A block of data
-*-*-

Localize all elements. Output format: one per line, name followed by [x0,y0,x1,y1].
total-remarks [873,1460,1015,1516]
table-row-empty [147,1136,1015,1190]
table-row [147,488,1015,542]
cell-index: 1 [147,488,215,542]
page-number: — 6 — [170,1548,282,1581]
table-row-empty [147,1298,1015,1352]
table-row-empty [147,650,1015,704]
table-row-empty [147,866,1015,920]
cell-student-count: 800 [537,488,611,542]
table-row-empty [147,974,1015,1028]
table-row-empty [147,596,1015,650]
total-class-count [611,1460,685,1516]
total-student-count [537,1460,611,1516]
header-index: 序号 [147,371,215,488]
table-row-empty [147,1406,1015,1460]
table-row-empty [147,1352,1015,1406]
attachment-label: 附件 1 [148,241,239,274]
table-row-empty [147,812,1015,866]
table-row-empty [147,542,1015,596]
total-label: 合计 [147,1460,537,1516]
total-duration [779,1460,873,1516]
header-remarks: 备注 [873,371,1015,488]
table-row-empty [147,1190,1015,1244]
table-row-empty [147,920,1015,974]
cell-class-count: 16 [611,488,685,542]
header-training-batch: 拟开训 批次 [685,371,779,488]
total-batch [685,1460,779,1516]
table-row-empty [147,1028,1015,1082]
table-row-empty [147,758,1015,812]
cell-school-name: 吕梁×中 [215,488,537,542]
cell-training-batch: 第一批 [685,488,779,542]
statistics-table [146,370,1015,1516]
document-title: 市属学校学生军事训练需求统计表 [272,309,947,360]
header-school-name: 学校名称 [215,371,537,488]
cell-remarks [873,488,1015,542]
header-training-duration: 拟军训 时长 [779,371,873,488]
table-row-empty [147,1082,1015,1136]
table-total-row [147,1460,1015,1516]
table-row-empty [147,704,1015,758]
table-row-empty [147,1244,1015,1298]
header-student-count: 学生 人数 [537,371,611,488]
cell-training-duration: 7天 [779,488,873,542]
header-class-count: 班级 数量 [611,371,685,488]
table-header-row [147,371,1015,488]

-*-*-

[WRITTEN REQUEST]:
Reproduce the data from its start through the line containing "cell-class-count: 16 [611,488,685,542]", changing each occurrence of "table-row-empty" to "blank-row" and leaving everything else unchanged.

[SOLUTION]:
Localize all elements. Output format: one per line, name followed by [x0,y0,x1,y1].
total-remarks [873,1460,1015,1516]
blank-row [147,1136,1015,1190]
table-row [147,488,1015,542]
cell-index: 1 [147,488,215,542]
page-number: — 6 — [170,1548,282,1581]
blank-row [147,1298,1015,1352]
blank-row [147,650,1015,704]
blank-row [147,866,1015,920]
cell-student-count: 800 [537,488,611,542]
blank-row [147,974,1015,1028]
blank-row [147,596,1015,650]
total-class-count [611,1460,685,1516]
total-student-count [537,1460,611,1516]
header-index: 序号 [147,371,215,488]
blank-row [147,1406,1015,1460]
blank-row [147,1352,1015,1406]
attachment-label: 附件 1 [148,241,239,274]
blank-row [147,812,1015,866]
blank-row [147,542,1015,596]
total-label: 合计 [147,1460,537,1516]
total-duration [779,1460,873,1516]
header-remarks: 备注 [873,371,1015,488]
blank-row [147,1190,1015,1244]
blank-row [147,920,1015,974]
cell-class-count: 16 [611,488,685,542]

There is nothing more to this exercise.